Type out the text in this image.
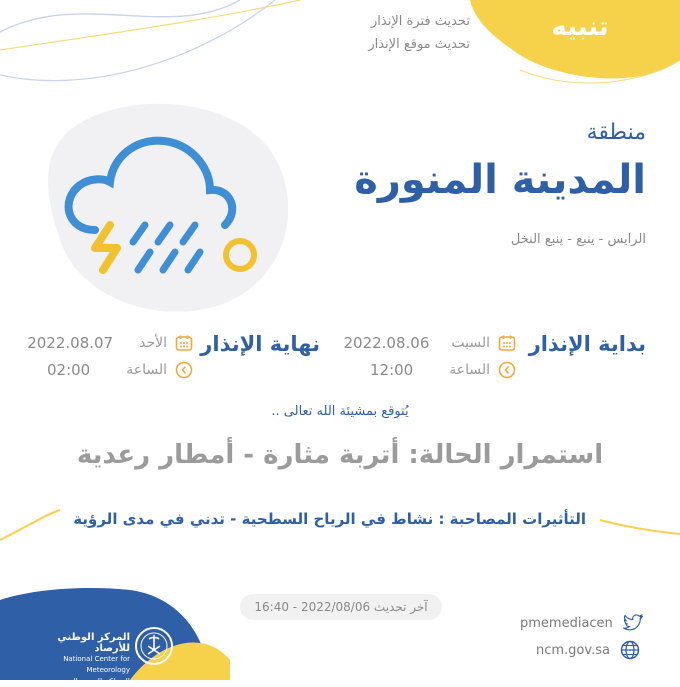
تنبيه
تحديث فترة الإنذار
تحديث موقع الإنذار
منطقة
المدينة المنورة
الرايس - ينبع - ينبع النخل
بداية الإنذار
السبت
2022.08.06
الساعة
12:00
نهاية الإنذار
الأحد
2022.08.07
الساعة
02:00
يُتوقع بمشيئة الله تعالى ..
استمرار الحالة: أتربة مثارة - أمطار رعدية
التأثيرات المصاحبة : نشاط في الرياح السطحية - تدني في مدى الرؤية
آخر تحديث 2022/08/06 - 16:40
pmemediacen
ncm.gov.sa
المركز الوطني للأرصاد
National Center for Meteorology
المملكة العربية السعودية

☆ ☆ ☆ ☆ ☆

Copy the whole of the material above exactly, but not its images.

Type out the text in this image.
تنبيه
تحديث فترة الإنذار
تحديث موقع الإنذار
منطقة
المدينة المنورة
الرايس - ينبع - ينبع النخل
بداية الإنذار
السبت
2022.08.06
الساعة
12:00
نهاية الإنذار
الأحد
2022.08.07
الساعة
02:00
يُتوقع بمشيئة الله تعالى ..
استمرار الحالة: أتربة مثارة - أمطار رعدية
التأثيرات المصاحبة : نشاط في الرياح السطحية - تدني في مدى الرؤية
آخر تحديث 2022/08/06 - 16:40
pmemediacen
ncm.gov.sa
المركز الوطني للأرصاد
National Center for Meteorology
المملكة العربية السعودية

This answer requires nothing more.